▶ Record set:
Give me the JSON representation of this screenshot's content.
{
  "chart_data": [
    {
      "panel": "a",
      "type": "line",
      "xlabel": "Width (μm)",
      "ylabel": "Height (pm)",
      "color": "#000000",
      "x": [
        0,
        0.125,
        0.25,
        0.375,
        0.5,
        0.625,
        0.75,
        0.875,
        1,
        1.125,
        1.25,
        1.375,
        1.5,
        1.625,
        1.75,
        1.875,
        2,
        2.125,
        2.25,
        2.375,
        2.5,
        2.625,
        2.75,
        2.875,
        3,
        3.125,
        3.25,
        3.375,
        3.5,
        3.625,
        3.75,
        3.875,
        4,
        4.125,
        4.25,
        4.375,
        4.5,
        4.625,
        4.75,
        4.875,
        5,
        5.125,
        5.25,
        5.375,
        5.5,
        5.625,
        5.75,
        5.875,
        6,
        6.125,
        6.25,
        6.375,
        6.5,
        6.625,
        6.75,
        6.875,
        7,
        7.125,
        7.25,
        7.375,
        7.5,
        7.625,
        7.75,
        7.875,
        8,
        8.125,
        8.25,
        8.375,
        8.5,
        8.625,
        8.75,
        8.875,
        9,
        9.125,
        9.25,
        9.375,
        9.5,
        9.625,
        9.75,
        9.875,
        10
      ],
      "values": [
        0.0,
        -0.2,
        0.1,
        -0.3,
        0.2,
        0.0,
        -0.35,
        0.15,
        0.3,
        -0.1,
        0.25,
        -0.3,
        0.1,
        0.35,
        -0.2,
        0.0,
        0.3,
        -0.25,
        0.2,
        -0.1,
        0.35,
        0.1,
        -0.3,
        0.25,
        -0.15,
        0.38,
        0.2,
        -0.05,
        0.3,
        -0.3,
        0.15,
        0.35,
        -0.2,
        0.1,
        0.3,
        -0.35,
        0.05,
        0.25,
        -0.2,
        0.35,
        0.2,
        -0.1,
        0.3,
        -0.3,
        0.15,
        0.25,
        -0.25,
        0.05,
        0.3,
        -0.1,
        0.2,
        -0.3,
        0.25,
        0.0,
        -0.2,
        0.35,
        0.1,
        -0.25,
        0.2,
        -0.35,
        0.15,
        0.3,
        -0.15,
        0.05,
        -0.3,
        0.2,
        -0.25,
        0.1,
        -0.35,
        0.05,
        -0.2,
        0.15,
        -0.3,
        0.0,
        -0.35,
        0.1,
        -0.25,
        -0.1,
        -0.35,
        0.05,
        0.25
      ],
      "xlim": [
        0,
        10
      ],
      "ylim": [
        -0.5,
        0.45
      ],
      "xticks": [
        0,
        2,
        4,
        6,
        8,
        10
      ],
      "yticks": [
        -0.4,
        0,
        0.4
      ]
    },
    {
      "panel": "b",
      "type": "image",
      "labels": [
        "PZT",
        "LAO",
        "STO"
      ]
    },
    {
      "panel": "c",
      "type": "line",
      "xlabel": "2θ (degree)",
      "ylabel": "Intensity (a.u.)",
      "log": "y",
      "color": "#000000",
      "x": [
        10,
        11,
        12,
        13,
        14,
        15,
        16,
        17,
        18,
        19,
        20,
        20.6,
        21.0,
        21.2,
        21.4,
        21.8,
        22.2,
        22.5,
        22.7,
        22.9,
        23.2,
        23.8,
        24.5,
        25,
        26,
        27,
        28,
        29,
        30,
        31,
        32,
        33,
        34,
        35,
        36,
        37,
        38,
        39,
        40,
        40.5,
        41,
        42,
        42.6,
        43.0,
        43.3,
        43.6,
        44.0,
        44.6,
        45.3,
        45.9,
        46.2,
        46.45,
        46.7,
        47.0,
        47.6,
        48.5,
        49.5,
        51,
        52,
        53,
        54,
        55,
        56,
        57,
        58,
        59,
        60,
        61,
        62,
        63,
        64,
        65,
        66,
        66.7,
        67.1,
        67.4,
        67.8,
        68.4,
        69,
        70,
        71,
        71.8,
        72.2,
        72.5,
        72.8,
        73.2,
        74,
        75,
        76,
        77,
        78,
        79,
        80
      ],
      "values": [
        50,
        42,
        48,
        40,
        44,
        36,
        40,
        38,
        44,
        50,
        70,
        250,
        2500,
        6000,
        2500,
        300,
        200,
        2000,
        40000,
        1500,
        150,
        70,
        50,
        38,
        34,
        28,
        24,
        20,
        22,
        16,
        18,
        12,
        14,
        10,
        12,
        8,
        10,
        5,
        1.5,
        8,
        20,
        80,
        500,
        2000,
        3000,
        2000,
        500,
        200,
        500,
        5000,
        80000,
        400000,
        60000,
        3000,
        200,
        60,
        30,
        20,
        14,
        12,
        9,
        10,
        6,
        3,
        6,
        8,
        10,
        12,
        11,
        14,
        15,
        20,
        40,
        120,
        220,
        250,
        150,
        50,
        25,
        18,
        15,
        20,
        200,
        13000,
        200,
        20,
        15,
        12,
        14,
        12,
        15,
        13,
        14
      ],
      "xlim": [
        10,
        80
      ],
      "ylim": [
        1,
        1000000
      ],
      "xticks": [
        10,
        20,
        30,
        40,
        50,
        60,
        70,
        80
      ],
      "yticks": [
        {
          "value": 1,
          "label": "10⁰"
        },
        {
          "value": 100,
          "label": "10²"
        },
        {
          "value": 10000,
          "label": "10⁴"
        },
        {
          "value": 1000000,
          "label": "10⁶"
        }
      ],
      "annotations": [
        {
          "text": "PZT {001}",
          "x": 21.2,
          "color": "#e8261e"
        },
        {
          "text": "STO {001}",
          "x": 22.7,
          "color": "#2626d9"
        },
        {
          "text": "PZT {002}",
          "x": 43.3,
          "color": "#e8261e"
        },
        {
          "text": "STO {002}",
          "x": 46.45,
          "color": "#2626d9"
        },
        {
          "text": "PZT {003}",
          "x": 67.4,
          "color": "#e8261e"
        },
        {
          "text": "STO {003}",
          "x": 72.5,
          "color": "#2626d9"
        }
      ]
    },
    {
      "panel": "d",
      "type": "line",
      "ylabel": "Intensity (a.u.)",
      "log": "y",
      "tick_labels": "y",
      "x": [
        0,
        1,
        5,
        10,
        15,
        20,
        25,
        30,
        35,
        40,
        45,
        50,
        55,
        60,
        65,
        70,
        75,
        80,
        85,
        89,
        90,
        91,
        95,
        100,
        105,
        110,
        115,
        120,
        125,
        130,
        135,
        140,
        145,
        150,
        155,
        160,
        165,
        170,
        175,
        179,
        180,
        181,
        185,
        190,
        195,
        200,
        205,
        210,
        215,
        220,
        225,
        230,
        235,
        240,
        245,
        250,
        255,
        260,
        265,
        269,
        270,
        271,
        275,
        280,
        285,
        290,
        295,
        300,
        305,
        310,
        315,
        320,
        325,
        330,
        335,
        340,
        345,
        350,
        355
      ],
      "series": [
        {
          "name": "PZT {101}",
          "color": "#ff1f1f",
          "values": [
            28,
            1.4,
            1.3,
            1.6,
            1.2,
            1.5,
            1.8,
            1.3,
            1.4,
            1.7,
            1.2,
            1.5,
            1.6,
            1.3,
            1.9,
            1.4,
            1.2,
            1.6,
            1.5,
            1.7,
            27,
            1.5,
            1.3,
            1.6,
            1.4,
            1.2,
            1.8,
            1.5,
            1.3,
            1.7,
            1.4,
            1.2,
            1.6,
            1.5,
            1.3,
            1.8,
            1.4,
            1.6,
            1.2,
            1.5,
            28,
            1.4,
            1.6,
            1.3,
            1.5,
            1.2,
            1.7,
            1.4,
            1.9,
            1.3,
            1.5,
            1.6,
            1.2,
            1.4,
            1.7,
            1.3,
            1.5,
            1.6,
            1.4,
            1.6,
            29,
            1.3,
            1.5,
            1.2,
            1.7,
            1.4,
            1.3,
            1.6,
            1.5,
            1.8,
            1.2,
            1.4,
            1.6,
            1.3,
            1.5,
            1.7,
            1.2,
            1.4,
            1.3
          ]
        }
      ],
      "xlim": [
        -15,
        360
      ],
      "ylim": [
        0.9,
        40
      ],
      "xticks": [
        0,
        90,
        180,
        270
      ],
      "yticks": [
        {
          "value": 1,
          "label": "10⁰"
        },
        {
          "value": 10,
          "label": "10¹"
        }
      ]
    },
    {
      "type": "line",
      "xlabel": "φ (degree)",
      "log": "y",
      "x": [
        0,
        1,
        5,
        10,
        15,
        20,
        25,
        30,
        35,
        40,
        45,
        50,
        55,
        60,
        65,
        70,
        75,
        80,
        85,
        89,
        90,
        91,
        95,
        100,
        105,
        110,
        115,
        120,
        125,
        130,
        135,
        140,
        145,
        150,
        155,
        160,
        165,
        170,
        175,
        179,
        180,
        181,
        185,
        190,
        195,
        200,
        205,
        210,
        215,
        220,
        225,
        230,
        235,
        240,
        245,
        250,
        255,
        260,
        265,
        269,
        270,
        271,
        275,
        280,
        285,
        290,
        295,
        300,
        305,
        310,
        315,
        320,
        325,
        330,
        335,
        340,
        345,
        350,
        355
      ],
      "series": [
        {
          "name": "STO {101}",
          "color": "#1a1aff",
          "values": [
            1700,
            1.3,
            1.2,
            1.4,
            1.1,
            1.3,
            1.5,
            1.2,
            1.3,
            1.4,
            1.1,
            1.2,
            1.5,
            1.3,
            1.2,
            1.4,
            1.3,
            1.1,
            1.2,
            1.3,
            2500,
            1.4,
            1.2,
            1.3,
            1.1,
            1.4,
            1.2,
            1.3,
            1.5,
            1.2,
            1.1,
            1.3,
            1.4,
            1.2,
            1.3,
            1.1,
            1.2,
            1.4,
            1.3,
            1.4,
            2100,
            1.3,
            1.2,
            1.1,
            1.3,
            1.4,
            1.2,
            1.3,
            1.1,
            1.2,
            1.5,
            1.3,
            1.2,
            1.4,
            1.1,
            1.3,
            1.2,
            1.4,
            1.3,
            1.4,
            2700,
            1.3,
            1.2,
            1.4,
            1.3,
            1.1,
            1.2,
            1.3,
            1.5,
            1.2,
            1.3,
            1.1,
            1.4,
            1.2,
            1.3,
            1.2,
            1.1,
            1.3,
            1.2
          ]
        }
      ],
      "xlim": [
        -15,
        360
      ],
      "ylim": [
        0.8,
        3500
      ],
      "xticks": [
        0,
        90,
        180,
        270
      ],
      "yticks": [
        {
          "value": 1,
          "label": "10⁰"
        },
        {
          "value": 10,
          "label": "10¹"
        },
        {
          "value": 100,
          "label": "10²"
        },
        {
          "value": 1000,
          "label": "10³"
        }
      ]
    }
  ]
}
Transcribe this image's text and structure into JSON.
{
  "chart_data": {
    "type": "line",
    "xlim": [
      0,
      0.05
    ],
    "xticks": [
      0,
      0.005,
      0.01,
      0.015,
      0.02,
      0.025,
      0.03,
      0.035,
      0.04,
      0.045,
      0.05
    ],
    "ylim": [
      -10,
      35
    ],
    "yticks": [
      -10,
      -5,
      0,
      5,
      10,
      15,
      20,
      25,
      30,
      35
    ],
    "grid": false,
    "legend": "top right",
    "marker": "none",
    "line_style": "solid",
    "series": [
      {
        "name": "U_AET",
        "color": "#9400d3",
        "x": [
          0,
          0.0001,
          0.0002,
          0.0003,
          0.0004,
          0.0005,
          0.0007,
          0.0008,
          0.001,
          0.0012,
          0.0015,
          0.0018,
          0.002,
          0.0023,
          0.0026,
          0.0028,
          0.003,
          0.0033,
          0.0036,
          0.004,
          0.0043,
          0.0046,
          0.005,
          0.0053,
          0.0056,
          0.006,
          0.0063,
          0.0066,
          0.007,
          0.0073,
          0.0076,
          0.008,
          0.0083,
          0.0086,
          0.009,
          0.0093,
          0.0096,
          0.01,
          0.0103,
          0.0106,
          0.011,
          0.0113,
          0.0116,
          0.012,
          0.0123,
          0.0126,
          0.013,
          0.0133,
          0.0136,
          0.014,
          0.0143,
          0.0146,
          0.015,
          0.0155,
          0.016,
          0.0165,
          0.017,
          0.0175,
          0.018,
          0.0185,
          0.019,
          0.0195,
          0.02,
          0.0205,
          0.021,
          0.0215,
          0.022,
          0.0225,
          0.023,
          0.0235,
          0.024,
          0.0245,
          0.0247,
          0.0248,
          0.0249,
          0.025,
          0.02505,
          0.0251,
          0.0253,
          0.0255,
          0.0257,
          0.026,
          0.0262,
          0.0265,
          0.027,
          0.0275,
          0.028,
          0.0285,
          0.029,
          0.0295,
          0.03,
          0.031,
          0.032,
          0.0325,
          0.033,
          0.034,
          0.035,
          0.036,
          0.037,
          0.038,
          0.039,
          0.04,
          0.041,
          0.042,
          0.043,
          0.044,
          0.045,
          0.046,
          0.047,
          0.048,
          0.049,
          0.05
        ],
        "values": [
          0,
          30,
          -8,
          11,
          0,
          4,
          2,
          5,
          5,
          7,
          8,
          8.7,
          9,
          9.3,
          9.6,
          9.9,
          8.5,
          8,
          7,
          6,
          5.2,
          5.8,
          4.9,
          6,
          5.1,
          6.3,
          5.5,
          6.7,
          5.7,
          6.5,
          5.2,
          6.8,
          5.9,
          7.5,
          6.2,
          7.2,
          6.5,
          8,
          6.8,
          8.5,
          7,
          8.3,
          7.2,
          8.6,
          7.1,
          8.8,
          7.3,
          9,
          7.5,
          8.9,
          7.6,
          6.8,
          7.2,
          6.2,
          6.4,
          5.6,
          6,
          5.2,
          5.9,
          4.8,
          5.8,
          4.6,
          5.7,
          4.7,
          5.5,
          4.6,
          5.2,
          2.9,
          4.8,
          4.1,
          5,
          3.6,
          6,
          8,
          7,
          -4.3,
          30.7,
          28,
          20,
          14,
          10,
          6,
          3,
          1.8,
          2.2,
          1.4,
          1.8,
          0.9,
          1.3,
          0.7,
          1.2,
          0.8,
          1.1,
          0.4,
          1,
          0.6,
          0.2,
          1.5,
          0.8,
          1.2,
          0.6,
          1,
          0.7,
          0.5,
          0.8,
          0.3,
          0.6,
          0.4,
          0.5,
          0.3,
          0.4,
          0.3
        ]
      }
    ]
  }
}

▶ Your task: Identify and copy the lines holding the word "image".

▶ The response:
      "type": "image",
Transcribe this image's text and structure into JSON.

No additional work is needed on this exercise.